::: DATA ENTRIES :::

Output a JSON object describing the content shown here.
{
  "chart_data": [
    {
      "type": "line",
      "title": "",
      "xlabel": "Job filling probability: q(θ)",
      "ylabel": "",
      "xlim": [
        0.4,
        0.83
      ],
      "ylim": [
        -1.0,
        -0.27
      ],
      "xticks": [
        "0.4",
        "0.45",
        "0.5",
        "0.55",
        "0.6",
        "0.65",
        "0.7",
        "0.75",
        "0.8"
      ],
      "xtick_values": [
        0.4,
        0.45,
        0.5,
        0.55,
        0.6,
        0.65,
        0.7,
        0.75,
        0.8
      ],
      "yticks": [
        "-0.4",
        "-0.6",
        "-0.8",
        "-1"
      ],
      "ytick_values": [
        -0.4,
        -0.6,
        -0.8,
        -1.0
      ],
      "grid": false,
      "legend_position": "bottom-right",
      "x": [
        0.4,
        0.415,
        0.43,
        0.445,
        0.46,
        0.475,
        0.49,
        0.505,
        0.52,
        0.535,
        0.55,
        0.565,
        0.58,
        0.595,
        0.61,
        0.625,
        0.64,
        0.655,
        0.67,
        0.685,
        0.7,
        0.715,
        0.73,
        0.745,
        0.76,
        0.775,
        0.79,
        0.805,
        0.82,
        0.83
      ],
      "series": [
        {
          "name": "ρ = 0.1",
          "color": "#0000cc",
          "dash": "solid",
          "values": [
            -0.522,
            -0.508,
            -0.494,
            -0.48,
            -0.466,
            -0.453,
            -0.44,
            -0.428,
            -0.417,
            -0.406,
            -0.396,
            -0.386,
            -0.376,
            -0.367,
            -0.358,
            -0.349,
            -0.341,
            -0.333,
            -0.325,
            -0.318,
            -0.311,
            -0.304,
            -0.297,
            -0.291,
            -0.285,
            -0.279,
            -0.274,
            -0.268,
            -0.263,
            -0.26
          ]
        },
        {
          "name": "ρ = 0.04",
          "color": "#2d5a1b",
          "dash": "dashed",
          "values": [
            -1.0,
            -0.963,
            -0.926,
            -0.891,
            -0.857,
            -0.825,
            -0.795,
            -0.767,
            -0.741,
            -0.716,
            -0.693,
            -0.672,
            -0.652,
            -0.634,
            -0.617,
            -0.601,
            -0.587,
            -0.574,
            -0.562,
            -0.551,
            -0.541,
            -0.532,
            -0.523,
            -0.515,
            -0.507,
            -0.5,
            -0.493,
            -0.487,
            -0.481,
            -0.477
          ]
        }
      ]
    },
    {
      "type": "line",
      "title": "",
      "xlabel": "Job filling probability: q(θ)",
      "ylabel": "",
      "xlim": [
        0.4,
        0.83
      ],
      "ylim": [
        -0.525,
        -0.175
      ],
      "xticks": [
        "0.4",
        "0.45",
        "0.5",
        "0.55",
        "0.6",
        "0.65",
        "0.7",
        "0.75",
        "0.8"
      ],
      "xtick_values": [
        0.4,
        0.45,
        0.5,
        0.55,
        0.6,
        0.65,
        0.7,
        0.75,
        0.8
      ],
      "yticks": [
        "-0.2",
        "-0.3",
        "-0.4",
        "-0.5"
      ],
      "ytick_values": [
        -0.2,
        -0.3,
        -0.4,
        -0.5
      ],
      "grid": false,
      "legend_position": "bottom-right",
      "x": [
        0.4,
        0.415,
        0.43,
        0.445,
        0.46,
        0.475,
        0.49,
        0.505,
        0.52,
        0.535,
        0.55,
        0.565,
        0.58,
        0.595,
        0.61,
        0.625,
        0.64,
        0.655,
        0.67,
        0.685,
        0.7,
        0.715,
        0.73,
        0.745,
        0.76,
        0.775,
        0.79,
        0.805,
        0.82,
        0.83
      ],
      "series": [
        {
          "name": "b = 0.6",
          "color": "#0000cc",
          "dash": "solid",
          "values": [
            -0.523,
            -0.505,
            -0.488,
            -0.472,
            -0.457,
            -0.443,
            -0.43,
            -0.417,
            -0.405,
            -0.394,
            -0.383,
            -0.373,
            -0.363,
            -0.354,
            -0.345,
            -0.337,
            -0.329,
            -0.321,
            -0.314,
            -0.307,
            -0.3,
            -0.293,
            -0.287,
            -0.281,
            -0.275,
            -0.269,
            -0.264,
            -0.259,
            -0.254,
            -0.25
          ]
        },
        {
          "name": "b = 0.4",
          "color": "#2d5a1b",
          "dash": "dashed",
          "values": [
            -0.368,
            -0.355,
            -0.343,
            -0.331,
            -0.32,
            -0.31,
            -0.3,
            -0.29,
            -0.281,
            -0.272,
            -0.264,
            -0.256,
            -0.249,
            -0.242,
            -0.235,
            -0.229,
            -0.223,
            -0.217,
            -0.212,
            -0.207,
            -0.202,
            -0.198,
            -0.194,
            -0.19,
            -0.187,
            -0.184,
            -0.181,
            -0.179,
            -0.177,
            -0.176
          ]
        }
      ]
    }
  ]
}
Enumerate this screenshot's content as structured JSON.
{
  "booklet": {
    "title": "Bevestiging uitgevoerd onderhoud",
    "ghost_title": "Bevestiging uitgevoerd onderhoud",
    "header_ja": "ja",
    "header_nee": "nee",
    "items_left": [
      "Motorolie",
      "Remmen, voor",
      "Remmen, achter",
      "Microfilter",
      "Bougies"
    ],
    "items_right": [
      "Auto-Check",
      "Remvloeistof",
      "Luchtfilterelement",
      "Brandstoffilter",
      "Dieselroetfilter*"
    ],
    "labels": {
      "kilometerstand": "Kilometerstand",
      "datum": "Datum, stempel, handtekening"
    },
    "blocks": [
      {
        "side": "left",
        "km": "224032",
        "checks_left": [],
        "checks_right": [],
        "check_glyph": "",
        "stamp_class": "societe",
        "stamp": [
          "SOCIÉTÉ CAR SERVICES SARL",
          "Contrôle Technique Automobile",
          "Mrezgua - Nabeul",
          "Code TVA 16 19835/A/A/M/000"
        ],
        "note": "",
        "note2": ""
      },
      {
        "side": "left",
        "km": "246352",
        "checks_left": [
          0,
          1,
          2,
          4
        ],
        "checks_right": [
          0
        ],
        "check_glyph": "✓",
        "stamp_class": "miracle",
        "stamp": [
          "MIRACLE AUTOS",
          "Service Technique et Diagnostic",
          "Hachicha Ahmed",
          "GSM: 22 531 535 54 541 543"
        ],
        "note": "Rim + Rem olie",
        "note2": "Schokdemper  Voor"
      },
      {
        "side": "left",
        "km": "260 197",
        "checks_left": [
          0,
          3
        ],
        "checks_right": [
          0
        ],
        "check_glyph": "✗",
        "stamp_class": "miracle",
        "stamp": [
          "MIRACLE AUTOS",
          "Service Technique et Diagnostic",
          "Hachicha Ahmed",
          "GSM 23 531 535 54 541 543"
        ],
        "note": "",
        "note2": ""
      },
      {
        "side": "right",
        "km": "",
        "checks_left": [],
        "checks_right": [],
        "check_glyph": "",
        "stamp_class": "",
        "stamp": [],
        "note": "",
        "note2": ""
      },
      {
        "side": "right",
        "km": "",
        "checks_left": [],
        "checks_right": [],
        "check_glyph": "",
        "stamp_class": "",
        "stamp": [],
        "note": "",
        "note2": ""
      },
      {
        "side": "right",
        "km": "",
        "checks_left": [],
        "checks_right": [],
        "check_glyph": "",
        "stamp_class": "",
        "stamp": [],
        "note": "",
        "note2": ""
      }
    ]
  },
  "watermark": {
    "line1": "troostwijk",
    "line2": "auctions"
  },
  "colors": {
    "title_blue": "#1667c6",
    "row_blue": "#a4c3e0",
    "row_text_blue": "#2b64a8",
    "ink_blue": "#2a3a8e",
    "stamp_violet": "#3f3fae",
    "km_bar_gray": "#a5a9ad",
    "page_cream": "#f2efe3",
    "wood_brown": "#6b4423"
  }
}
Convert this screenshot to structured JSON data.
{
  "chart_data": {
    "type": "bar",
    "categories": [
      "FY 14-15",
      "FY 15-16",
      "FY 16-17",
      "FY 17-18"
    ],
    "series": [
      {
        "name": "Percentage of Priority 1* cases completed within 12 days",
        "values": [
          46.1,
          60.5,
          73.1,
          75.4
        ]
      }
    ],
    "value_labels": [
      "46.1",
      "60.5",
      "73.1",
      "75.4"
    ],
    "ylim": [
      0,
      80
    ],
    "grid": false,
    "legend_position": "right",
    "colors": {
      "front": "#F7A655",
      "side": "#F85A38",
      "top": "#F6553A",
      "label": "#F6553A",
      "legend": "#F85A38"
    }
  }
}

:::

DIRECTION :: Send back exactly the lines from the line with "Convert this screenshot" through the end of the records.

EXPECTED ANSWER ::
Convert this screenshot to structured JSON data.
{
  "chart_data": {
    "type": "bar",
    "categories": [
      "FY 14-15",
      "FY 15-16",
      "FY 16-17",
      "FY 17-18"
    ],
    "series": [
      {
        "name": "Percentage of Priority 1* cases completed within 12 days",
        "values": [
          46.1,
          60.5,
          73.1,
          75.4
        ]
      }
    ],
    "value_labels": [
      "46.1",
      "60.5",
      "73.1",
      "75.4"
    ],
    "ylim": [
      0,
      80
    ],
    "grid": false,
    "legend_position": "right",
    "colors": {
      "front": "#F7A655",
      "side": "#F85A38",
      "top": "#F6553A",
      "label": "#F6553A",
      "legend": "#F85A38"
    }
  }
}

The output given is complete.